──────── PROVIDED ENTRIES ────────
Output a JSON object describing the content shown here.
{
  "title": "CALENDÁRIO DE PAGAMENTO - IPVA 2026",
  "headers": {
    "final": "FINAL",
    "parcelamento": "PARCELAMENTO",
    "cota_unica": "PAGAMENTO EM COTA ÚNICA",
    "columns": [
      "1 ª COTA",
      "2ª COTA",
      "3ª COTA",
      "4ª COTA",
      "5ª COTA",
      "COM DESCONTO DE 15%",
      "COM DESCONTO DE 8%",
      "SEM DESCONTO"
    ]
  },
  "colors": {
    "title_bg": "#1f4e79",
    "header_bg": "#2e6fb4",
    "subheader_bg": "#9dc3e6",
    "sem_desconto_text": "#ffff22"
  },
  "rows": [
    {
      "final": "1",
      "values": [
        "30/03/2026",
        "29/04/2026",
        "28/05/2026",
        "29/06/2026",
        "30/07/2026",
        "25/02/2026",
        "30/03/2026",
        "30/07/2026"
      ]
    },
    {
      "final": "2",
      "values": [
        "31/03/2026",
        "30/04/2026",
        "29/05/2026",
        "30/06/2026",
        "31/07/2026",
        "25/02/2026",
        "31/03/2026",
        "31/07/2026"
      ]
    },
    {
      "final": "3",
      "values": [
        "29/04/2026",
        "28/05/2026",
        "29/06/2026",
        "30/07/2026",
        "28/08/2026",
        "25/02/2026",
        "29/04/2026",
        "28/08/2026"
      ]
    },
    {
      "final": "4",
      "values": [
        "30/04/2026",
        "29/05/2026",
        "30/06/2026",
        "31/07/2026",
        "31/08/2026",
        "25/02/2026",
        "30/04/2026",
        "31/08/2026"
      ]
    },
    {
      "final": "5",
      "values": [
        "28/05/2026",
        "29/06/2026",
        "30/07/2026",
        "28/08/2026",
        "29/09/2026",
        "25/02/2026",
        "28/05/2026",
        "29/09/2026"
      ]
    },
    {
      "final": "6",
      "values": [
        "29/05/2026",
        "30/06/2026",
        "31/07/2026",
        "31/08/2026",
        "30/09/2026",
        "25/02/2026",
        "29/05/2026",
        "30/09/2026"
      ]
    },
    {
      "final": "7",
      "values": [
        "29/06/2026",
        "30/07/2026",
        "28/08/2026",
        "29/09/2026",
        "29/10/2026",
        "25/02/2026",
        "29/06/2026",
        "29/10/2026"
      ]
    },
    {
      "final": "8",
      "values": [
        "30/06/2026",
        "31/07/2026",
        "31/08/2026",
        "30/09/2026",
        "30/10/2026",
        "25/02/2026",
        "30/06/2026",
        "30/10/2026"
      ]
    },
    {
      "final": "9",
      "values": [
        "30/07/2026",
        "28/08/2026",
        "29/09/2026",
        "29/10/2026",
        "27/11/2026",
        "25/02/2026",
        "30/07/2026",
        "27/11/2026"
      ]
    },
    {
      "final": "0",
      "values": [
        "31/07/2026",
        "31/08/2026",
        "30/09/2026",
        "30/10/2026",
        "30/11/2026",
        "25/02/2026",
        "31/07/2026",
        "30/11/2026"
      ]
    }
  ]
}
────────
In the listing, find all lines with the string "COTA" and copy them.

SOLUTION TO THIS PROBLEM:
    "cota_unica": "PAGAMENTO EM COTA ÚNICA",
      "1 ª COTA",
      "2ª COTA",
      "3ª COTA",
      "4ª COTA",
      "5ª COTA",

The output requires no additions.